Given records:
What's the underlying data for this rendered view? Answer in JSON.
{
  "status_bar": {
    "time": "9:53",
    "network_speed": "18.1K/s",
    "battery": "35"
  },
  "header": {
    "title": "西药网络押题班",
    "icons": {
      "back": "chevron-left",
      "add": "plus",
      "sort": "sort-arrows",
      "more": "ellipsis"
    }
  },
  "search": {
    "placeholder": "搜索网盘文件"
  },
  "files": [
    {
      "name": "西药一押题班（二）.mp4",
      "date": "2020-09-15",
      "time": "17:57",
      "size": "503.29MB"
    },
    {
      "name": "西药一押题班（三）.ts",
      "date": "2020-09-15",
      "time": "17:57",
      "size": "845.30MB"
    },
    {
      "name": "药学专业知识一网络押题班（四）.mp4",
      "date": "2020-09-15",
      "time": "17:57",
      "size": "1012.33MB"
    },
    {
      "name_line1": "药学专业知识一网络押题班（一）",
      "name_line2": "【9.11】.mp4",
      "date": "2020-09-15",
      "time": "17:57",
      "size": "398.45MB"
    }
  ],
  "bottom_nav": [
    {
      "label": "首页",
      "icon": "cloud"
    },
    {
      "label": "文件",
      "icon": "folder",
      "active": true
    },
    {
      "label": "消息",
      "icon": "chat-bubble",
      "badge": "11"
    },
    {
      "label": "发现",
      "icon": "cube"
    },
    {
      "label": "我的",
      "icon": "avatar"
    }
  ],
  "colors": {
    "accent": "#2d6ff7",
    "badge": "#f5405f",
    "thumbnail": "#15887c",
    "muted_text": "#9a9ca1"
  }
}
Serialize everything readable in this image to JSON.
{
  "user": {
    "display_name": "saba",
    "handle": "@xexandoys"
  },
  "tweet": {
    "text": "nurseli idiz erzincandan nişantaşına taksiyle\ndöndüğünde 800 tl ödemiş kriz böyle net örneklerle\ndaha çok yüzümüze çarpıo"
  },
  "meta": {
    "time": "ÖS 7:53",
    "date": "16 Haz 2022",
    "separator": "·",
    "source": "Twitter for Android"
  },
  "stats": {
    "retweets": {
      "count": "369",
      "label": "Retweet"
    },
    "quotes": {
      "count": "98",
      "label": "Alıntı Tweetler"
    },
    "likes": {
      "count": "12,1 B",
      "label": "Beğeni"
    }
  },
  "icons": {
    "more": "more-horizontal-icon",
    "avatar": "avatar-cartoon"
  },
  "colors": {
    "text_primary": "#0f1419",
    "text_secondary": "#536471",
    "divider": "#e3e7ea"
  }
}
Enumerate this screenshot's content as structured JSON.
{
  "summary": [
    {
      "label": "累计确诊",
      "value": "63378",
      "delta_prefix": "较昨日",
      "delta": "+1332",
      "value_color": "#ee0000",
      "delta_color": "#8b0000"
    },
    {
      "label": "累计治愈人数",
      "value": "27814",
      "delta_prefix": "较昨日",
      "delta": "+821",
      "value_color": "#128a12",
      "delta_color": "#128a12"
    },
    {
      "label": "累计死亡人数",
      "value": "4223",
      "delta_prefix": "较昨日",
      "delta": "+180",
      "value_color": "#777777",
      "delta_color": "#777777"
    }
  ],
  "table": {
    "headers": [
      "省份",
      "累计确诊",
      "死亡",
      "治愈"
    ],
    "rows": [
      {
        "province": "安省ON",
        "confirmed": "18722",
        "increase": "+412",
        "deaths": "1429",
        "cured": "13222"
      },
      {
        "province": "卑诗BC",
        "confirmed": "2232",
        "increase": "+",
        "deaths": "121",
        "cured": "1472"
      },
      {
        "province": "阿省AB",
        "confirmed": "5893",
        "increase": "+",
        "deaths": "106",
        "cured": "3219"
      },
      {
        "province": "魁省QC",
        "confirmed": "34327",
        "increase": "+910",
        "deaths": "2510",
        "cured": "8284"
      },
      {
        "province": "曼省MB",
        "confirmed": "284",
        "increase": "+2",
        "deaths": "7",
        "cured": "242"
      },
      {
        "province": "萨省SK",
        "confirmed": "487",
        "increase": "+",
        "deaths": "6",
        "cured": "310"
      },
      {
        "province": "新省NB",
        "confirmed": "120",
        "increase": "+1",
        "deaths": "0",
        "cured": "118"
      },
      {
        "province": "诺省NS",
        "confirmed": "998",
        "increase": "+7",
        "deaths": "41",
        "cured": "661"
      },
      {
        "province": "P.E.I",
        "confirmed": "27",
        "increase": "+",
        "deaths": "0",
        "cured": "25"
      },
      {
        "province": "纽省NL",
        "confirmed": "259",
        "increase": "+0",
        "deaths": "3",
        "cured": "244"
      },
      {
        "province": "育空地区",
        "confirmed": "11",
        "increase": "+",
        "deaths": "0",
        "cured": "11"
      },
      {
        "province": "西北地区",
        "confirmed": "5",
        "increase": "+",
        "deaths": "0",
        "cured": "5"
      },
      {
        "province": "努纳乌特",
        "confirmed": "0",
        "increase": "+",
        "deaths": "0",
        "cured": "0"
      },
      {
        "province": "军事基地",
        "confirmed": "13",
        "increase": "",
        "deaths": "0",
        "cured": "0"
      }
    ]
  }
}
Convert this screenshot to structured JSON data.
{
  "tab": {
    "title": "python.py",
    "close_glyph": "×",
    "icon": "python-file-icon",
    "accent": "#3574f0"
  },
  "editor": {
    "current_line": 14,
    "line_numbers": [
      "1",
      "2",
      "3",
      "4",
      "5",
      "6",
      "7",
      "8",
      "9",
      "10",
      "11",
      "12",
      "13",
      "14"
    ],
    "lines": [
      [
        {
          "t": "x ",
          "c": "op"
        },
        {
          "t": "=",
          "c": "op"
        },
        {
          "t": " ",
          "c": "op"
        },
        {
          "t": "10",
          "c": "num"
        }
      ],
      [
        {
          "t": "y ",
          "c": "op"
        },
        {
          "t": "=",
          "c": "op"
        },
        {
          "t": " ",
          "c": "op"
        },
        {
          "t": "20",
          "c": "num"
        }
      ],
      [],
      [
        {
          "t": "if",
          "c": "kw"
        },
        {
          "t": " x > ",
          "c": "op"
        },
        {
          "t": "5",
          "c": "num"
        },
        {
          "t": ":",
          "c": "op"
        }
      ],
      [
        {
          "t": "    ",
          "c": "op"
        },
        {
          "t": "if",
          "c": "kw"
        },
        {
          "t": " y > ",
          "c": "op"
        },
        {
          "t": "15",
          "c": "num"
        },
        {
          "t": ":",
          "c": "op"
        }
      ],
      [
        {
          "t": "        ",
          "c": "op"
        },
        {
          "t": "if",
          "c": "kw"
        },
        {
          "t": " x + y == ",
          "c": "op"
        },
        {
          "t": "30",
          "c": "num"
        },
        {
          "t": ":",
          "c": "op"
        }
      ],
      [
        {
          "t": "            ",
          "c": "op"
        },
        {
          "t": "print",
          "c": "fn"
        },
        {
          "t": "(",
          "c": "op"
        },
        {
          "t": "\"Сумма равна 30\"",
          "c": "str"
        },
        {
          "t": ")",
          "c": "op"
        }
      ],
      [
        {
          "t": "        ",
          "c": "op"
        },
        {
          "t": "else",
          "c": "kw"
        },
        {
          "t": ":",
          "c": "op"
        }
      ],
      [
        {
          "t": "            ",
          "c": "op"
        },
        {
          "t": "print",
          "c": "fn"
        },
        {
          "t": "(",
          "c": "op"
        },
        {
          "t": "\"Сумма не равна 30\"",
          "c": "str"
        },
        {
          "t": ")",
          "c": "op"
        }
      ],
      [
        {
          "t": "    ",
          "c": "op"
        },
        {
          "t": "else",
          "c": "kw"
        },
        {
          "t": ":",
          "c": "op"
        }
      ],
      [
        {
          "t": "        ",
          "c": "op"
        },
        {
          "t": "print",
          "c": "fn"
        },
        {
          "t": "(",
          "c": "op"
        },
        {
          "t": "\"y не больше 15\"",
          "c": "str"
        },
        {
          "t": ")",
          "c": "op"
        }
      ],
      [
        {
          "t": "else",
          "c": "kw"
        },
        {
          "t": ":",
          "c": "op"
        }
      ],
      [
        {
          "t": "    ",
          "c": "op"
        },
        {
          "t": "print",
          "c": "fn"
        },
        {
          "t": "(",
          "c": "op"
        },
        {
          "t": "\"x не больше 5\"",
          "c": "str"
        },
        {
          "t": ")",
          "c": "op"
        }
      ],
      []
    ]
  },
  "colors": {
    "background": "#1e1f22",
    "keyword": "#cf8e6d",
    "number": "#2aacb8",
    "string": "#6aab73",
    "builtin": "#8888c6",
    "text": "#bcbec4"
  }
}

Directive: Read the lines above. Gather those in which the string "structured" is found.

Solution to this problem:
Enumerate this screenshot's content as structured JSON.
Convert this screenshot to structured JSON data.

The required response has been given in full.